Text excerpt
-.-.-

# What electric fleet will GO Transit use when they electrify?



## NeueAmtrakCalifornia (Feb 19, 2020)

GO Transit has announced to electrify the Lakeshore West line between Union Station and Burlington, the Kitchener line between Union Station and Bramalea (including the Union Pearson Express), and the Lakeshore East, Barrie and Stoufville lines in their entirety.

Given that they plan on buying bilevel EMUs as well as electric locomotives to haul the current fleet, I expect them to use the Stadler KISS USA (the same variety as the one Caltrain is going to use) as its choice for EMUs as it has both high and low platform doors (and thus can operate on the Union Pearson Express line in addition to regular lines), and the ACS-64 for its choice of electric locomotives. This will also enable GO to retire the last F59PHs and the Series I-V bi level coaches and cab cars, which date to the 1970s and 1980s. Given the large number (322 coaches and 41 cab cars) to be retired and that GO will operate its EMUs in 4 car consists, GO can buy 40 4-car EMU sets (160) and 200 brand new bilevel coaches and cab cars (these will be called Series X)

At the same time, GO can start transitioning from the current low level platforms to high level platforms (at least on the electrified tracks) similar to Caltrain. GO's existing bilevel coaches that won't be retired will be sent to Alstom (as they'll be buying Bombardier's rail assets) to be modified to have high level doors.


----------



## jiml (Feb 19, 2020)

They will start by buying electric locomotives to pull the current fleet. Although EMU's have been mentioned several times, most observers dismiss this as wishful thinking. Currently Lakeshore trains are 10-12 bi-levels long and run every 15-20 minutes, carrying up to 2K passengers each. The capital investment to replace all that with EMU's of any type is beyond the scope of any practical budget, and the Province of Ontario is broke. The Stouffville line is fairly light use, with 7-car consists and limited service outside rush hours, so an ideal spot for EMU's - but diesel, since electrifying that route makes no sense for the same reasons (lighter use, rush hour service). Metrolinx - the overseeing transit agency - says a lot of things, but seldom follows through. One of the current government's objectives was to cut them down to size and reality.


----------



## NeueAmtrakCalifornia (Feb 19, 2020)

jiml said:


> The Stouffville line is fairly light use, with 7-car consists and limited service outside rush hours, so an ideal spot for EMU's - but diesel, since electrifying that route makes no sense for the same reasons (lighter use, rush hour service).



They could just order more Nippon Sharyo DMUs


----------



## jiml (Feb 19, 2020)

NeueAmtrakCalifornia said:


> They could just order more Nippon Sharyo DMUs


Which are really nice units and fairly low-emission. They have been great on the airport express trains. 

Do you have a link to where you found this latest info?


----------



## NeueAmtrakCalifornia (Feb 19, 2020)

jiml said:


> Do you have a link to where you found this latest info?



This about fleet replacement (though I will say the Series I-V railcars are in due need for a replacement given their age)?

Meanwhile if GO's gonna buy electric locomotives, they're just gonna buy ACS-64s


----------



## jiml (Feb 19, 2020)

-.-.-

Provided data
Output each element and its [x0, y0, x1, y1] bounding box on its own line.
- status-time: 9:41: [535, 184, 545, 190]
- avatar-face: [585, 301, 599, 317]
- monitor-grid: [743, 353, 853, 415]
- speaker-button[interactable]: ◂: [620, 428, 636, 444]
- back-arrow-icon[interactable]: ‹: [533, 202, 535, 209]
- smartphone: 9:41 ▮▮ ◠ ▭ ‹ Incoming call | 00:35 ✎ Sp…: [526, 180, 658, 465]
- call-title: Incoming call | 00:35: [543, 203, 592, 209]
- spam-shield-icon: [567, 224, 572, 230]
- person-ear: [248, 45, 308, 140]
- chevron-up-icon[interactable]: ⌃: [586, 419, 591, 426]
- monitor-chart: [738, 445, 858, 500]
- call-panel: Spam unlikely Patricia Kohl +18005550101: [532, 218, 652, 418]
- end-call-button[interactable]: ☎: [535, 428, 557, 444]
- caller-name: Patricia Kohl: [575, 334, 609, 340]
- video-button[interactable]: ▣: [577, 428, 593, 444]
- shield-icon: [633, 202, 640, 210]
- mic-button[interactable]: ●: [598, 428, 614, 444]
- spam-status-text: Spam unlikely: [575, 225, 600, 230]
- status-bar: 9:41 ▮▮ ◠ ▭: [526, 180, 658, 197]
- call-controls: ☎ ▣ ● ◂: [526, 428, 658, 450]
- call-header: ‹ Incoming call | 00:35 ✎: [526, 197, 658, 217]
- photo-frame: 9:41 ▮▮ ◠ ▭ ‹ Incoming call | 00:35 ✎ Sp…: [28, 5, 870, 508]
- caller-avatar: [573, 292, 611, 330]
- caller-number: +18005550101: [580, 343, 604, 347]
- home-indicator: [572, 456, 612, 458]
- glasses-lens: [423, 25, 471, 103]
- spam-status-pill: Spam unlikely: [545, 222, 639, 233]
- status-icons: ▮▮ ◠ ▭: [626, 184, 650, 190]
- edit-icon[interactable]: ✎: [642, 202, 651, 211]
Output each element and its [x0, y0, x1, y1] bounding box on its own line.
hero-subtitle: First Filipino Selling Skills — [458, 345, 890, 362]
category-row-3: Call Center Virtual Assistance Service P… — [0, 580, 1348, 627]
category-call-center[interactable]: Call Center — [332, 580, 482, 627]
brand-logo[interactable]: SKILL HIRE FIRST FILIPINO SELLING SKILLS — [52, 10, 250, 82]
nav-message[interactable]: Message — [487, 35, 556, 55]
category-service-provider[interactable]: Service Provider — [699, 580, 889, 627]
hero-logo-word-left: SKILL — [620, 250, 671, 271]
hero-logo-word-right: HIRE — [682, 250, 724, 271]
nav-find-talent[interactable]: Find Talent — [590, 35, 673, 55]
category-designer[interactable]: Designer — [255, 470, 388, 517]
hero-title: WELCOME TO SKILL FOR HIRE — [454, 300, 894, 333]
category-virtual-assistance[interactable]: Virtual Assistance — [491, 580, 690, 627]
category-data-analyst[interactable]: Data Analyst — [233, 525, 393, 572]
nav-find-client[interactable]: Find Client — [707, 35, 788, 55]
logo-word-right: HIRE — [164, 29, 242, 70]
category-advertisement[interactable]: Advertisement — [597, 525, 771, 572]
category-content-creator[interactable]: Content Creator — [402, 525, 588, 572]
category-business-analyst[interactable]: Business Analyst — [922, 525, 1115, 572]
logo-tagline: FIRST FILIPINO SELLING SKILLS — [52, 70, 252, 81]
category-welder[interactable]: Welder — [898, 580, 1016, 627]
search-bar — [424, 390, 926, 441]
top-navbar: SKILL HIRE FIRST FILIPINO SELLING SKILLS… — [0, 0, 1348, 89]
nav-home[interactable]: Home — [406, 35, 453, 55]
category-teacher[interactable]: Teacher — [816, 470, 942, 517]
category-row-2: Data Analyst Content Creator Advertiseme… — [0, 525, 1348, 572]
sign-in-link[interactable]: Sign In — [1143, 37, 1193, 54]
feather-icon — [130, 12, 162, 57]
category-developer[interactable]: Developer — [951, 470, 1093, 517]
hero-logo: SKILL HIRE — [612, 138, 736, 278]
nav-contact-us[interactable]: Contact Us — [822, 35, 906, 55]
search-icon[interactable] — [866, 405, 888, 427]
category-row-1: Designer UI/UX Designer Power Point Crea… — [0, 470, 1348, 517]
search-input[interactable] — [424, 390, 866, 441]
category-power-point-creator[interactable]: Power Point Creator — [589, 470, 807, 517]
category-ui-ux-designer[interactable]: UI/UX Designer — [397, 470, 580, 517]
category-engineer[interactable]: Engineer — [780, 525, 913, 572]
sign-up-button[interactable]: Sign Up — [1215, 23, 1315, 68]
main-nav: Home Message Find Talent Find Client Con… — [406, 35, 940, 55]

-.-.-

Problems and tasks
A - In the GO Transit thread:
(i) How many coaches and how many cab cars does the first post say are to be retired?
(ii) How long are Lakeshore trains currently, according to jiml?
(iii) Which DMUs does NeueAmtrakCalifornia suggest GO could order more of?
B - Can you retype the rows from their first line up to and including the line with "- back-arrow-icon[interactable]: ‹: [533, 202, 535, 209]"?

Outputs
A -
(i) 322 coaches and 41 cab cars.
(ii) 10-12 bi-levels long.
(iii) Nippon Sharyo DMUs.

B -
Output each element and its [x0, y0, x1, y1] bounding box on its own line.
- status-time: 9:41: [535, 184, 545, 190]
- avatar-face: [585, 301, 599, 317]
- monitor-grid: [743, 353, 853, 415]
- speaker-button[interactable]: ◂: [620, 428, 636, 444]
- back-arrow-icon[interactable]: ‹: [533, 202, 535, 209]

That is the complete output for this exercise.